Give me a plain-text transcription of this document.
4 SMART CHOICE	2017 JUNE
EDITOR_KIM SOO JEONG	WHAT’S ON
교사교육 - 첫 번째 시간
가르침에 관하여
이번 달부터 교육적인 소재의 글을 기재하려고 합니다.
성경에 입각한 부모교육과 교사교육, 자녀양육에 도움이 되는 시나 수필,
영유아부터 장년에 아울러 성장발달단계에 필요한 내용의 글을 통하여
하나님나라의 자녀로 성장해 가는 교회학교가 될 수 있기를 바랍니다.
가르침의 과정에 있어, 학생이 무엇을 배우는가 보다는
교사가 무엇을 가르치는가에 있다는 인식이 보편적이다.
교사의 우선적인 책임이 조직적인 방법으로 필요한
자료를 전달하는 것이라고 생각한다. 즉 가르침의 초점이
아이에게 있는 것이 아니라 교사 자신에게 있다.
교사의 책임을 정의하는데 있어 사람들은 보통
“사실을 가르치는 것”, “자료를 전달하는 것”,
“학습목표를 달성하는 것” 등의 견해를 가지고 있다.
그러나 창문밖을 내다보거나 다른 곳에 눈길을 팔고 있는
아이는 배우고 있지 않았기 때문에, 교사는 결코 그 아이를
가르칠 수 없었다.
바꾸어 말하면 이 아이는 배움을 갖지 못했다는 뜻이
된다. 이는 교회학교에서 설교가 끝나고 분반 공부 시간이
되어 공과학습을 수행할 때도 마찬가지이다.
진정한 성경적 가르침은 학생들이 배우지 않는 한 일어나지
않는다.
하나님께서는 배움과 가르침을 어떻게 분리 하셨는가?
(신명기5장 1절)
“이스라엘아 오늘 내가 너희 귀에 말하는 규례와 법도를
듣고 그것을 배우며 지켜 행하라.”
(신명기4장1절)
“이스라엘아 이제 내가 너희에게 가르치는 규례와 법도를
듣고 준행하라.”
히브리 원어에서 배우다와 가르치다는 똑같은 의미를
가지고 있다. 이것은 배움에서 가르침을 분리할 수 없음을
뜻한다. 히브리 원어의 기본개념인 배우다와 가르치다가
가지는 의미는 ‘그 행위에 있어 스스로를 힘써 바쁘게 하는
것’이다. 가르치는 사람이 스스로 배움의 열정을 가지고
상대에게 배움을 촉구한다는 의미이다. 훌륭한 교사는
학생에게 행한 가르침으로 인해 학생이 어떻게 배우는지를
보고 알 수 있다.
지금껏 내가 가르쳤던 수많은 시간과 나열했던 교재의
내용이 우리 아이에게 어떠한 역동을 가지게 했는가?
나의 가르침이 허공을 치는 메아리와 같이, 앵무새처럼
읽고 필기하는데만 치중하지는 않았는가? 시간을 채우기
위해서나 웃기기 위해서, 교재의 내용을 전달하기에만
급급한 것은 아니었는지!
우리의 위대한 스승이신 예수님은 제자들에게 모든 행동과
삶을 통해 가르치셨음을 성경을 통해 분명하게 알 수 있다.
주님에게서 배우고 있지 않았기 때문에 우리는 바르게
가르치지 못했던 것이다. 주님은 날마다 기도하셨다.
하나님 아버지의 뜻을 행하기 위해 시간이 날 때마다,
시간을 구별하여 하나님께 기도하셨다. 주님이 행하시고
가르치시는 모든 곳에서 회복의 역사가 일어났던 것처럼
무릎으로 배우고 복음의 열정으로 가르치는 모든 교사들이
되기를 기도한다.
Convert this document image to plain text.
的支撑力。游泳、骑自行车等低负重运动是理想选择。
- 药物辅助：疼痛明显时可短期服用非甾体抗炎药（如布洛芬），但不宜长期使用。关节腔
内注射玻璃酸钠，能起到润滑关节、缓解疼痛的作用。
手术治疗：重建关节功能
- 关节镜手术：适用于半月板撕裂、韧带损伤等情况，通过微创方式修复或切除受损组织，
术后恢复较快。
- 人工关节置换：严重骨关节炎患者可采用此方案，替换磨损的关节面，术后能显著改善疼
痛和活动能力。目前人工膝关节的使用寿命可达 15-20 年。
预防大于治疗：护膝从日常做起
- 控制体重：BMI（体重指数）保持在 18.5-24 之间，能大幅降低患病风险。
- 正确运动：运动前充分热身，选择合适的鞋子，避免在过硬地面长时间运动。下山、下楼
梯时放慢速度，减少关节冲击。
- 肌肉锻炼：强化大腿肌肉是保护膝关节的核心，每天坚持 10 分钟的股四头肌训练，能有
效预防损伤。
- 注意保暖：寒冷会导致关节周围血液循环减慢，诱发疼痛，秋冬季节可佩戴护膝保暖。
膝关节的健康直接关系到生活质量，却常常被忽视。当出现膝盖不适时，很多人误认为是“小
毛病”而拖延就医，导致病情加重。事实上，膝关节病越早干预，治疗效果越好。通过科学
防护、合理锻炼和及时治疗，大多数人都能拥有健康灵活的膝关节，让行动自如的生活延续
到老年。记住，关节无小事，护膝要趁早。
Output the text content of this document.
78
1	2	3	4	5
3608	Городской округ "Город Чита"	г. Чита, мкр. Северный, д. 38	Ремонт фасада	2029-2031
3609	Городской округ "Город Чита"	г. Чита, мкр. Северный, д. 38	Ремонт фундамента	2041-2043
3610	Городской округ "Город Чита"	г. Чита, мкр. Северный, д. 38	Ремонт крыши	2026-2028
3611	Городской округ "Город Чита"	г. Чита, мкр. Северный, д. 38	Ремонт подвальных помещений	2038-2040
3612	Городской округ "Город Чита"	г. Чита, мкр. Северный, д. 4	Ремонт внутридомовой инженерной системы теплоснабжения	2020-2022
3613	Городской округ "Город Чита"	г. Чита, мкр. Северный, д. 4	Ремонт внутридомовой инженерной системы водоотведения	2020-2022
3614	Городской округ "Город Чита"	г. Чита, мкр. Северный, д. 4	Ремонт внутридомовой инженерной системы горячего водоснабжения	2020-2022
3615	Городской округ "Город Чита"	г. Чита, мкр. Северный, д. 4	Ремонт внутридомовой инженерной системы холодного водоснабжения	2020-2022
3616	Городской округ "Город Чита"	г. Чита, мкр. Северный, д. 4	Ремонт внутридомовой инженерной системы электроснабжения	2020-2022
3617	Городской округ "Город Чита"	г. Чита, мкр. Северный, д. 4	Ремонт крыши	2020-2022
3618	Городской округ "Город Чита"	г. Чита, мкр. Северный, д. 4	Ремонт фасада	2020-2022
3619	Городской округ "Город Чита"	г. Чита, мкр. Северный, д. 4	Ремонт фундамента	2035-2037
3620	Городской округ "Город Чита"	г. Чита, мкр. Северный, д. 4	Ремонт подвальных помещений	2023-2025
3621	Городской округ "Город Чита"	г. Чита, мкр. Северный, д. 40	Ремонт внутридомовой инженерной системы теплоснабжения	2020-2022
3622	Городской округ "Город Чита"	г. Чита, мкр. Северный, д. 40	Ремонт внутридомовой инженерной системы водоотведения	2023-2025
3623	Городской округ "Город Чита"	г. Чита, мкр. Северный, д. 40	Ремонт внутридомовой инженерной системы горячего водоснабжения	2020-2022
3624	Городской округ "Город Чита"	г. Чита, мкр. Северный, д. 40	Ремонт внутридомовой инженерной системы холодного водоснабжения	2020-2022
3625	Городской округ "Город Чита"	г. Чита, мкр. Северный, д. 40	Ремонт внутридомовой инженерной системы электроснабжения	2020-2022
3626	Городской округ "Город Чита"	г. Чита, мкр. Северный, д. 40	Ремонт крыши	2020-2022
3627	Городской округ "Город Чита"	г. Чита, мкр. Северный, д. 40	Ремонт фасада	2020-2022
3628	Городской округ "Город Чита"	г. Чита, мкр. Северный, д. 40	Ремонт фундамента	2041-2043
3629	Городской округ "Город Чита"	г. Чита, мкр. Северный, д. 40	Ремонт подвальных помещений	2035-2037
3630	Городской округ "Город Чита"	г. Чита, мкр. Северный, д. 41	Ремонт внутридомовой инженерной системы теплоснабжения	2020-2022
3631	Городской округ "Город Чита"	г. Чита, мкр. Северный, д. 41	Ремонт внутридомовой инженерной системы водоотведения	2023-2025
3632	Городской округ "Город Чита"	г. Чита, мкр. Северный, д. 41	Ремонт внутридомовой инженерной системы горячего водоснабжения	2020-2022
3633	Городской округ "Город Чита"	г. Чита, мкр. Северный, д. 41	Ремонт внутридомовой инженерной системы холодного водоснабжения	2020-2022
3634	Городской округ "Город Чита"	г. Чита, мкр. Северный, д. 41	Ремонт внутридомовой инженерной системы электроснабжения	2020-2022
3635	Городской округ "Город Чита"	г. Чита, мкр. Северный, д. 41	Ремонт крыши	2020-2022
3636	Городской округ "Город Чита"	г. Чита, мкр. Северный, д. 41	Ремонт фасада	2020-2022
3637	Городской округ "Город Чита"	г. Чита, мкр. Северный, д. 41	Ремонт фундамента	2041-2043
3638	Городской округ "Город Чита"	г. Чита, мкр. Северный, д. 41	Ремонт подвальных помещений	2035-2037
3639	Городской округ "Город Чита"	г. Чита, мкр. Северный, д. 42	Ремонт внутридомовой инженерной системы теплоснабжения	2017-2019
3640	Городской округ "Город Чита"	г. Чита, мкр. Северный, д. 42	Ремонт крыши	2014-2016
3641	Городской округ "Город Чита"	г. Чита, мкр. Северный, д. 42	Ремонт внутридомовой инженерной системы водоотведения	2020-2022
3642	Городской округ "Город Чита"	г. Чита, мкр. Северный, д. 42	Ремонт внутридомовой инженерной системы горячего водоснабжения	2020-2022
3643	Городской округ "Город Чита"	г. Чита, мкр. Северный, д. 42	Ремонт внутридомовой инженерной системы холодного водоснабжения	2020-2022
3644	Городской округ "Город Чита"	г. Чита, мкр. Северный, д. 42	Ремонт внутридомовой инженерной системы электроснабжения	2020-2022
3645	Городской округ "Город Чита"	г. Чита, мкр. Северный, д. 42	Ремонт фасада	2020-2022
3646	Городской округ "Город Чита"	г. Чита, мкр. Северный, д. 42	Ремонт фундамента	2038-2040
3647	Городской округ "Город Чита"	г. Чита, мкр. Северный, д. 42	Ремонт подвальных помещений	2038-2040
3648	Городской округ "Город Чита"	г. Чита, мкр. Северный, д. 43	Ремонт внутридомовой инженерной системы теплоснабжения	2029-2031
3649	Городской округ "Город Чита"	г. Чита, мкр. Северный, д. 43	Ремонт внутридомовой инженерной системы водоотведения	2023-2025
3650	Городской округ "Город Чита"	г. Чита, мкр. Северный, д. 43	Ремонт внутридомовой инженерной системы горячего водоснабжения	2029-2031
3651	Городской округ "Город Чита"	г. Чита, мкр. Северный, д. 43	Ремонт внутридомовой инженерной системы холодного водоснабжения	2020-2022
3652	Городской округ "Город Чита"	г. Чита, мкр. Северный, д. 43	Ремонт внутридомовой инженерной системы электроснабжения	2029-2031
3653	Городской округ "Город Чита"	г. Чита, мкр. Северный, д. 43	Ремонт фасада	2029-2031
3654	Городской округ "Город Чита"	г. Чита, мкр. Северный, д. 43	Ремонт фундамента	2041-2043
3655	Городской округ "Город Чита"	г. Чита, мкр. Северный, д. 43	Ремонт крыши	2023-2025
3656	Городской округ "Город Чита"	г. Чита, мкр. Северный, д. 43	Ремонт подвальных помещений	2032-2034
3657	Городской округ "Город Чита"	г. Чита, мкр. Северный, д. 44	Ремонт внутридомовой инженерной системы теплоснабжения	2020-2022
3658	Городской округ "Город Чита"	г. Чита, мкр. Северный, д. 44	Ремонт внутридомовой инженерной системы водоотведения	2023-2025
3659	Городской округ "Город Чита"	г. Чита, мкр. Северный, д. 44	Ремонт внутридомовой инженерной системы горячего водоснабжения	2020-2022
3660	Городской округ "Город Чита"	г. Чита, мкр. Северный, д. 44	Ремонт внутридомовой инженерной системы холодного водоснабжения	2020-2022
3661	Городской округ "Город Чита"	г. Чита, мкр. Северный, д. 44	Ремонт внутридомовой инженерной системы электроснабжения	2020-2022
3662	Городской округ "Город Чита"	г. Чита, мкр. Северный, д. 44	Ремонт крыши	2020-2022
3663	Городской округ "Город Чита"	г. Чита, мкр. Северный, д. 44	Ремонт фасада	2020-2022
============
State how many lines include the string "전달하는", and nothing more.

2